[BEGIN Raw data]

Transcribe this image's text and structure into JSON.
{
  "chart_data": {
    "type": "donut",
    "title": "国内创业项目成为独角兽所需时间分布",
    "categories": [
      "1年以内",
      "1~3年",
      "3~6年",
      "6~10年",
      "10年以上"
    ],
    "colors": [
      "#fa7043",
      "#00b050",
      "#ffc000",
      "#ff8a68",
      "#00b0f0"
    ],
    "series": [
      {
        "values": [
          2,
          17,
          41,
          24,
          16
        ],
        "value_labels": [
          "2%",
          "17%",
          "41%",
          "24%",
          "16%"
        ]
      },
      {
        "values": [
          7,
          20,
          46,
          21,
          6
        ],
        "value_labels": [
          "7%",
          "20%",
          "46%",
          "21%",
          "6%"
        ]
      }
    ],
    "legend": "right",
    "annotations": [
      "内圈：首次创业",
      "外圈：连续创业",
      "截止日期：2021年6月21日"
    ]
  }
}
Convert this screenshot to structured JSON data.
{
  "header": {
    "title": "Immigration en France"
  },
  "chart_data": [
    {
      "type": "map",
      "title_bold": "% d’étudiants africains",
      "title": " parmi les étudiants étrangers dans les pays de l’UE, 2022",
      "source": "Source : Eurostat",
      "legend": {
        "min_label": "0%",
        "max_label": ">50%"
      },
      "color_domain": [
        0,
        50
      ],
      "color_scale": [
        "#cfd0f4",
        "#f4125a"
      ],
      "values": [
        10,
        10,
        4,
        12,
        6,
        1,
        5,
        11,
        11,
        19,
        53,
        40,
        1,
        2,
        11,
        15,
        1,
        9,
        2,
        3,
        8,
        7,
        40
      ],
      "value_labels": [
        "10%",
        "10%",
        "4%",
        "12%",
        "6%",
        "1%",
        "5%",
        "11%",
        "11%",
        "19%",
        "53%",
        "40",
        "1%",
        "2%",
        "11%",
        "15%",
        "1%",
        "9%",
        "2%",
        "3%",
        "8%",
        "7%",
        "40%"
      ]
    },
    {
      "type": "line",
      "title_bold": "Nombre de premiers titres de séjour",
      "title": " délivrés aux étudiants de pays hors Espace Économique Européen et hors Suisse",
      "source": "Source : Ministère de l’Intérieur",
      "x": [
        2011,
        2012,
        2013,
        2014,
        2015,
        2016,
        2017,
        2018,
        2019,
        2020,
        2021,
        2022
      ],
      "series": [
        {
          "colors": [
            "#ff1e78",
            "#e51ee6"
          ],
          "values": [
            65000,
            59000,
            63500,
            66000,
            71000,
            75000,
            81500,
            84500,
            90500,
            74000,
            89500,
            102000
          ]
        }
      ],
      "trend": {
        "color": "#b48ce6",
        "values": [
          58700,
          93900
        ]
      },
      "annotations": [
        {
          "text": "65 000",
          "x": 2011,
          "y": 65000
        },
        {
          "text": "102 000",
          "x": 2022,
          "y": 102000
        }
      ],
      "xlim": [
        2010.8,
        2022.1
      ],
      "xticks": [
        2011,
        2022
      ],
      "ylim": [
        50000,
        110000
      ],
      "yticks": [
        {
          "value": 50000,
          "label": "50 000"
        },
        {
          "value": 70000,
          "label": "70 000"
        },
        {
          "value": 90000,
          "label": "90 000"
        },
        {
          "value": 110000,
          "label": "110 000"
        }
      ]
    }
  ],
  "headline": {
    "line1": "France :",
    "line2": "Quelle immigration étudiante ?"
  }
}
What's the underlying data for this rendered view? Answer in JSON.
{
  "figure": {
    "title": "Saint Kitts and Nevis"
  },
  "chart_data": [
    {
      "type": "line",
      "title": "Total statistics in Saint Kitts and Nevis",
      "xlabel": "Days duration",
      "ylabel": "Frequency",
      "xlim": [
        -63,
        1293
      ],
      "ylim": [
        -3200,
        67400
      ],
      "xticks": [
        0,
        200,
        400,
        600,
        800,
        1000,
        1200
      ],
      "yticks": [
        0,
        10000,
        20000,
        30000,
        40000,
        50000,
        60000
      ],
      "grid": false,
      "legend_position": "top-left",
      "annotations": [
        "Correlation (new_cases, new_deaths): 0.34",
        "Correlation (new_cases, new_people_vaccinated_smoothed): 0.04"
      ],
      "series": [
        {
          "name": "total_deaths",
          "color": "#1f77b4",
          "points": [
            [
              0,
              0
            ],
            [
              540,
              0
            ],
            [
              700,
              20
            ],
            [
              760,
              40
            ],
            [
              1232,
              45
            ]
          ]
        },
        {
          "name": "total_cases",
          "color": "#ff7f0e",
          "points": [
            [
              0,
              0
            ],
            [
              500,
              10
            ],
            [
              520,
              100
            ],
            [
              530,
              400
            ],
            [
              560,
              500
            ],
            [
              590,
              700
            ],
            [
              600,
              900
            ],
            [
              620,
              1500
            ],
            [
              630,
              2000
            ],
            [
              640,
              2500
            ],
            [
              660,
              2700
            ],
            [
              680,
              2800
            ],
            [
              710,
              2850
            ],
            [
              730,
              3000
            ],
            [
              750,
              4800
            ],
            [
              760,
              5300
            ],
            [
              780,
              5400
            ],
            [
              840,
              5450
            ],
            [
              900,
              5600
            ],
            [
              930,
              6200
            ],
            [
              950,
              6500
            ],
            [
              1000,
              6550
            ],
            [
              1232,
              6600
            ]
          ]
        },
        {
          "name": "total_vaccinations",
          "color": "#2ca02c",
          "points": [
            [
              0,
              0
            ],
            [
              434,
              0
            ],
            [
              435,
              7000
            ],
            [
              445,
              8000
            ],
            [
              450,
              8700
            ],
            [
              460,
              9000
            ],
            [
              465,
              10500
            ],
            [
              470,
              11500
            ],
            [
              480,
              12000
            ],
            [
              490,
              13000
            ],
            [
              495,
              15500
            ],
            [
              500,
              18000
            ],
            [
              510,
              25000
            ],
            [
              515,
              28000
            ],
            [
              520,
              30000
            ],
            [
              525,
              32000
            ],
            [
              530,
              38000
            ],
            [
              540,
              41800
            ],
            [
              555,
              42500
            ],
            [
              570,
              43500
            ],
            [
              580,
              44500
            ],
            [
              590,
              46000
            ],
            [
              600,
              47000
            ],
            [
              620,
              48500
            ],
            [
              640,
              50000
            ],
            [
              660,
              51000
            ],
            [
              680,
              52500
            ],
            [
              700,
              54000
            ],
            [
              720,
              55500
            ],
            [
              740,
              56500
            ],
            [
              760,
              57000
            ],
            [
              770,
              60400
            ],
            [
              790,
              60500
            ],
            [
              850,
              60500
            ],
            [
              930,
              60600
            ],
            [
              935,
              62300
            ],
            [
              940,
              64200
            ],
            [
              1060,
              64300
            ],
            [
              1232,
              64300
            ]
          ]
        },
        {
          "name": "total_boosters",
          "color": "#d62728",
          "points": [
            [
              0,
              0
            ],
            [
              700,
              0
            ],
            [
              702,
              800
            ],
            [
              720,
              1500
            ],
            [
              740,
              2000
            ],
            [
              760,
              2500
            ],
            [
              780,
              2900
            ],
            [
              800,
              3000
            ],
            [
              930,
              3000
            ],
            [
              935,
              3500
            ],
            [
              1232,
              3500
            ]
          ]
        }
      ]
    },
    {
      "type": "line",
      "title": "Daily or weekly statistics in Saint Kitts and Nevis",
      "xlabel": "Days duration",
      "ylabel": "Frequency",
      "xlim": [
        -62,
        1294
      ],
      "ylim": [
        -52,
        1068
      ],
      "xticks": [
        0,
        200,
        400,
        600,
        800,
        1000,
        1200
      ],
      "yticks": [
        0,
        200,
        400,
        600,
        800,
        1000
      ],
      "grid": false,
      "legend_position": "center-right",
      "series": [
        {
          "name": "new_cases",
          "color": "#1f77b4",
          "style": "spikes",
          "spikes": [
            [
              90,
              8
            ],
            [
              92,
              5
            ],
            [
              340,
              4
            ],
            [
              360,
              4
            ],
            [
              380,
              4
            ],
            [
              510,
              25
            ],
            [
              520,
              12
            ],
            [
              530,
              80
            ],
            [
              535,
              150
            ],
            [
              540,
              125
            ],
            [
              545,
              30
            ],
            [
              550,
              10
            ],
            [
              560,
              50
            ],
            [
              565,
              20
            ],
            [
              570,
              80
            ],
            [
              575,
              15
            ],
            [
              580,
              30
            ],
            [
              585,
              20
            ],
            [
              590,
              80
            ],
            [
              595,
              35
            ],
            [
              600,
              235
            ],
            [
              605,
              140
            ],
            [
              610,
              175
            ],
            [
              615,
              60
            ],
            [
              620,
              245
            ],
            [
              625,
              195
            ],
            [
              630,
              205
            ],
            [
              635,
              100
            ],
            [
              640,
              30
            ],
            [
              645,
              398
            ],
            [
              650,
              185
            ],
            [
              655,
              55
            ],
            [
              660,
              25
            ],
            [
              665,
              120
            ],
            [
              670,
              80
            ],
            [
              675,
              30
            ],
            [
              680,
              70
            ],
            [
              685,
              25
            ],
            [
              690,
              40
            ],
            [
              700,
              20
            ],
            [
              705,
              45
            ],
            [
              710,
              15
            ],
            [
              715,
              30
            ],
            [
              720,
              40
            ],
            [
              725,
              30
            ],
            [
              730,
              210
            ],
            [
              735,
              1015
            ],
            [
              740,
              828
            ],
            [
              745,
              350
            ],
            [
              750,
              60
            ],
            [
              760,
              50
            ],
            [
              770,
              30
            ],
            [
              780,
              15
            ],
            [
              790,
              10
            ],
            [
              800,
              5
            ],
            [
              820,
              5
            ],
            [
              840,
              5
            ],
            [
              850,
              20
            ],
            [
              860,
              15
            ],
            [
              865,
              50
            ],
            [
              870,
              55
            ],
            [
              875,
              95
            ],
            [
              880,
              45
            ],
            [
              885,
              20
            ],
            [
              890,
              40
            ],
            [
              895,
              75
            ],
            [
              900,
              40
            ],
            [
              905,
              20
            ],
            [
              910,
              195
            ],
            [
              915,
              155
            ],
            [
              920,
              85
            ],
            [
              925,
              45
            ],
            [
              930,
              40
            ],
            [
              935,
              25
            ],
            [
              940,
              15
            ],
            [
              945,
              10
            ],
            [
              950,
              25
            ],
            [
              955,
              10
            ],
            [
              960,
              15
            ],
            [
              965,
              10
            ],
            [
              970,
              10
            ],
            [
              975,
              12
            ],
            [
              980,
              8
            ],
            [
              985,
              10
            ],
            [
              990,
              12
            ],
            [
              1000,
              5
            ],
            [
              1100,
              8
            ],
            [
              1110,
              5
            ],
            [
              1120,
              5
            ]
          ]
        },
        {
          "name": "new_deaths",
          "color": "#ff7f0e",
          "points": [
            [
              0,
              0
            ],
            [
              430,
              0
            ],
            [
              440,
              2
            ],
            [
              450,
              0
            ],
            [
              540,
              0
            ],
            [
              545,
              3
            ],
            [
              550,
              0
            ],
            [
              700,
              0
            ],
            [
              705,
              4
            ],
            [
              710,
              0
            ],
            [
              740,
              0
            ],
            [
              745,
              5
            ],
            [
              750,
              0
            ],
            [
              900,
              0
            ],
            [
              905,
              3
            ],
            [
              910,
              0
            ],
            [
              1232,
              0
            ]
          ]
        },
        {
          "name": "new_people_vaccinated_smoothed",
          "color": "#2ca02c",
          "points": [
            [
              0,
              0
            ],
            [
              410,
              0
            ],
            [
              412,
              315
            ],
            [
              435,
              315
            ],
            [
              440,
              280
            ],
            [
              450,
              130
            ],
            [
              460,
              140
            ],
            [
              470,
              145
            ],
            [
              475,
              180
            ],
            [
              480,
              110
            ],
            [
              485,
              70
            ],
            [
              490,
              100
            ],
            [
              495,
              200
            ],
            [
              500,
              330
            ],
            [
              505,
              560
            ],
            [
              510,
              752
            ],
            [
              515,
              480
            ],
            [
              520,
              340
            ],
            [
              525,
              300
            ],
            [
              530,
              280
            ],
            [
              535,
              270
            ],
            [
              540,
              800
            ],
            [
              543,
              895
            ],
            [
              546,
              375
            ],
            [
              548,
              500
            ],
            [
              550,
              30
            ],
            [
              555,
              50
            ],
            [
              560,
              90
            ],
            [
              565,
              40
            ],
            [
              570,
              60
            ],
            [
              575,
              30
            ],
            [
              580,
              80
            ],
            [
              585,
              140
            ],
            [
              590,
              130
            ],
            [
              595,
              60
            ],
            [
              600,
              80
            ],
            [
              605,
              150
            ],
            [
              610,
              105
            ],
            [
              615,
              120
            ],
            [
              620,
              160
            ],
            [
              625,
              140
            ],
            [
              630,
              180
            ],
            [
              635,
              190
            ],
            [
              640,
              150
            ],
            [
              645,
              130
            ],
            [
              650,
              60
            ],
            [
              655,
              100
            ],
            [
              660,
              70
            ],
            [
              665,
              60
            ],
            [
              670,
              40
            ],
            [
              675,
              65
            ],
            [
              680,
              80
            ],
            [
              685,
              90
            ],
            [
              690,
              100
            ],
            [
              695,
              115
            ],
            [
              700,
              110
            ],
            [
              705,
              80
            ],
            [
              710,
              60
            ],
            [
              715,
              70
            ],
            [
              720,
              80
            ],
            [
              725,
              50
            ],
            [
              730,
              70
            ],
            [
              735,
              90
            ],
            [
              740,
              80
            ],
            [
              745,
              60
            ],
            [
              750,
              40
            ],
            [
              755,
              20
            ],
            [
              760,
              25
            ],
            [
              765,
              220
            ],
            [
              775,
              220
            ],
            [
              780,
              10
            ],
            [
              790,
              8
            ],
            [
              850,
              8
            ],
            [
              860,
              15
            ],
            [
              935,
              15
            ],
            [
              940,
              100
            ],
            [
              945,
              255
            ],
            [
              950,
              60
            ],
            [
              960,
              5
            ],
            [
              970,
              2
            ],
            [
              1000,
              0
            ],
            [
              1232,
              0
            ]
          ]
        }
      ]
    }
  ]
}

[END Raw data]

[Exercise aim]:
Identify the lines above with the word "source". Copy them.

[Exercise output]:
      "source": "Source : Eurostat",
      "source": "Source : Ministère de l’Intérieur",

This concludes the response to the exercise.